(Dataset items)
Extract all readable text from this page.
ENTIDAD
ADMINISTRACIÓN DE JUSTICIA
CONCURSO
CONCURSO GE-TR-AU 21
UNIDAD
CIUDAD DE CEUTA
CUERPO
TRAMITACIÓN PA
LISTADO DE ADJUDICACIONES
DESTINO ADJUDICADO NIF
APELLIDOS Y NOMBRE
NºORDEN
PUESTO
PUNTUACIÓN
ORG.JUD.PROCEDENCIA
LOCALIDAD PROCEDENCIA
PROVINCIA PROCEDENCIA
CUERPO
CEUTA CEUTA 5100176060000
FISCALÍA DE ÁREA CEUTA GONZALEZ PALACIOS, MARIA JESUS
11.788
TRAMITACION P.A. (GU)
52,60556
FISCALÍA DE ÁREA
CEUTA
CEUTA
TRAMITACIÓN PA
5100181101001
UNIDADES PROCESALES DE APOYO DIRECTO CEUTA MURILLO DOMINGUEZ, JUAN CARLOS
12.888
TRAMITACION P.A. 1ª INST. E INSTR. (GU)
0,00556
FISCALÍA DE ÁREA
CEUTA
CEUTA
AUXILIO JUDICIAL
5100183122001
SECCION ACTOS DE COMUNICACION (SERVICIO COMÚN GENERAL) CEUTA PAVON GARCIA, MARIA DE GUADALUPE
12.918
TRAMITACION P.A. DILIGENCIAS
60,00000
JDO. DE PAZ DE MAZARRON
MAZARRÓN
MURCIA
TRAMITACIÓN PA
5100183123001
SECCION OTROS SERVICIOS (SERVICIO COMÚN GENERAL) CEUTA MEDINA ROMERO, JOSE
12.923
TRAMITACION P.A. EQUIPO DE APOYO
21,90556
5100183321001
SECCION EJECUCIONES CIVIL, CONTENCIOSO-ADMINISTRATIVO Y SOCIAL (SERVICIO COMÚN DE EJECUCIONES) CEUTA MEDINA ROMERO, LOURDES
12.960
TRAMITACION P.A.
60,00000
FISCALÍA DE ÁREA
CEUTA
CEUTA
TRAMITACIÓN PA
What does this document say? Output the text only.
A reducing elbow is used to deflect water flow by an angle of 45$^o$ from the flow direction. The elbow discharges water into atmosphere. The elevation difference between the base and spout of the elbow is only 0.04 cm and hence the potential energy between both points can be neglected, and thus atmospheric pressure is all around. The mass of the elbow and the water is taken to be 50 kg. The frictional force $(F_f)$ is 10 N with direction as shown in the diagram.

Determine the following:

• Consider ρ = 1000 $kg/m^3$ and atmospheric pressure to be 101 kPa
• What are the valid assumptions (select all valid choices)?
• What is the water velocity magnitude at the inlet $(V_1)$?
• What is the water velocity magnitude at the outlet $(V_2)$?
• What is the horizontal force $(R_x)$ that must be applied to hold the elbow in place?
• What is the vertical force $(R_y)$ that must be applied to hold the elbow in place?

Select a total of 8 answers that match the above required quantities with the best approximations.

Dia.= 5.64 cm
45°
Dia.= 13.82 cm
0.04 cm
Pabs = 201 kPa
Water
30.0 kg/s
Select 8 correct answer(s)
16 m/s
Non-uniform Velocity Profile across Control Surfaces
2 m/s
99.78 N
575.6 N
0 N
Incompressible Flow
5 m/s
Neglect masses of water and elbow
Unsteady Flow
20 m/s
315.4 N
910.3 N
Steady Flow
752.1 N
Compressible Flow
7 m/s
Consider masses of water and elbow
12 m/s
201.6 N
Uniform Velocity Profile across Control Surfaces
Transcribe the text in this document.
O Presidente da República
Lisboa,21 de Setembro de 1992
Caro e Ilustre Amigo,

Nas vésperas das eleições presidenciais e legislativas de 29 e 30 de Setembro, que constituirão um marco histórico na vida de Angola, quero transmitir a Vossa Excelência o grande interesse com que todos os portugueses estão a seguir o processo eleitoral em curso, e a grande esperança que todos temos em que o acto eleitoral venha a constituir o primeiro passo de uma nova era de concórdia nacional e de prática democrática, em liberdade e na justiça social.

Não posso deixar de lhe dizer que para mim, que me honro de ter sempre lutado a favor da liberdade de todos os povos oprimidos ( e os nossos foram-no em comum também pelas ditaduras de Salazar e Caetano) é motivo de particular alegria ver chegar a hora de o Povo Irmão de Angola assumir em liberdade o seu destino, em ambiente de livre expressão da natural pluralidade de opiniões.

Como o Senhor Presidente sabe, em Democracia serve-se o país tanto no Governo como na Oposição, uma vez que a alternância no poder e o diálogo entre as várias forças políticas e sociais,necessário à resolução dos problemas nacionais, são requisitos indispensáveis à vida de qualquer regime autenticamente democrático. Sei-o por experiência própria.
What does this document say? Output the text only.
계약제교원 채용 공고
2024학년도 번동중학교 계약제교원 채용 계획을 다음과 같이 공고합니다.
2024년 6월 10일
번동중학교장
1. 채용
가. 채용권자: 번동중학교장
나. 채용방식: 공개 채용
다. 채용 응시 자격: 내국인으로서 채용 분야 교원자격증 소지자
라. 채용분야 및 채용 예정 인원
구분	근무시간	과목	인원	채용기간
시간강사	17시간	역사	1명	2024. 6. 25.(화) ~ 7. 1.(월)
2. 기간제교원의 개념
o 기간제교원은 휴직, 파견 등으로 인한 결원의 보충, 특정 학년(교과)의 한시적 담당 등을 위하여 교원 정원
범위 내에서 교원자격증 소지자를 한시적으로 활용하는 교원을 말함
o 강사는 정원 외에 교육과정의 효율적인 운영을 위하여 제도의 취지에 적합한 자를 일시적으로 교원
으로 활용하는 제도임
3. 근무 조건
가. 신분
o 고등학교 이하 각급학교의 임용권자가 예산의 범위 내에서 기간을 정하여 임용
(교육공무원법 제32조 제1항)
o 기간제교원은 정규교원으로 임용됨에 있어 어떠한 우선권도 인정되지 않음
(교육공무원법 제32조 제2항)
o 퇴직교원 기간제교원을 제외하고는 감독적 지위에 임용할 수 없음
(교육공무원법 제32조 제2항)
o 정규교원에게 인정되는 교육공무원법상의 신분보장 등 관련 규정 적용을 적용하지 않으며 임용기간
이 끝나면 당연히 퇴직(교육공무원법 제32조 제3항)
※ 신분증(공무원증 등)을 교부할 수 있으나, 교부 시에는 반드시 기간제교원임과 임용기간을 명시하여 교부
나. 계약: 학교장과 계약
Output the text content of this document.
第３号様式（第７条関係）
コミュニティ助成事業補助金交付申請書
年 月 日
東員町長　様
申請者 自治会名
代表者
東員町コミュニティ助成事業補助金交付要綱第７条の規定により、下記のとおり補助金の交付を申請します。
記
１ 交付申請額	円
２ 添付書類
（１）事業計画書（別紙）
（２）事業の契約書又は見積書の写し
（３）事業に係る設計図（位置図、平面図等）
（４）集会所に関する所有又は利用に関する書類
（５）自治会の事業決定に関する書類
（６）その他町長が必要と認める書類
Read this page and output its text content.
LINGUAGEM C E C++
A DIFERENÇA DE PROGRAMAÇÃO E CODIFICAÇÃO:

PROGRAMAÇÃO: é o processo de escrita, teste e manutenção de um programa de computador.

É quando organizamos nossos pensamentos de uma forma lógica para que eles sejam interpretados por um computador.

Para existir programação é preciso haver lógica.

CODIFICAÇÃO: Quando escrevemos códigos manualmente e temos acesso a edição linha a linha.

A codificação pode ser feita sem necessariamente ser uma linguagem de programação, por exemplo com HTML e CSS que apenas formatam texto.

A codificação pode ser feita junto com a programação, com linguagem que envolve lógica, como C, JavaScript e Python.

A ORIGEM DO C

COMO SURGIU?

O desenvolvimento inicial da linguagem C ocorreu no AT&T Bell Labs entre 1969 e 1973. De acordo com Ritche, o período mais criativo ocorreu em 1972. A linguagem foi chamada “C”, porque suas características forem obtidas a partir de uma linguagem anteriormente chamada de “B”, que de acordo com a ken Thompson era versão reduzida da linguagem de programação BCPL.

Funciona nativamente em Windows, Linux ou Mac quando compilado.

### WHAT YOU HAVE TO DO
Go through the listing above and locate each line that holds the word "Angola". Copy those lines.

### RESULT OF THIS EXERCISE
Nas vésperas das eleições presidenciais e legislativas de 29 e 30 de Setembro, que constituirão um marco histórico na vida de Angola, quero transmitir a Vossa Excelência o grande interesse com que todos os portugueses estão a seguir o processo eleitoral em curso, e a grande esperança que todos temos em que o acto eleitoral venha a constituir o primeiro passo de uma nova era de concórdia nacional e de prática democrática, em liberdade e na justiça social.
Não posso deixar de lhe dizer que para mim, que me honro de ter sempre lutado a favor da liberdade de todos os povos oprimidos ( e os nossos foram-no em comum também pelas ditaduras de Salazar e Caetano) é motivo de particular alegria ver chegar a hora de o Povo Irmão de Angola assumir em liberdade o seu destino, em ambiente de livre expressão da natural pluralidade de opiniões.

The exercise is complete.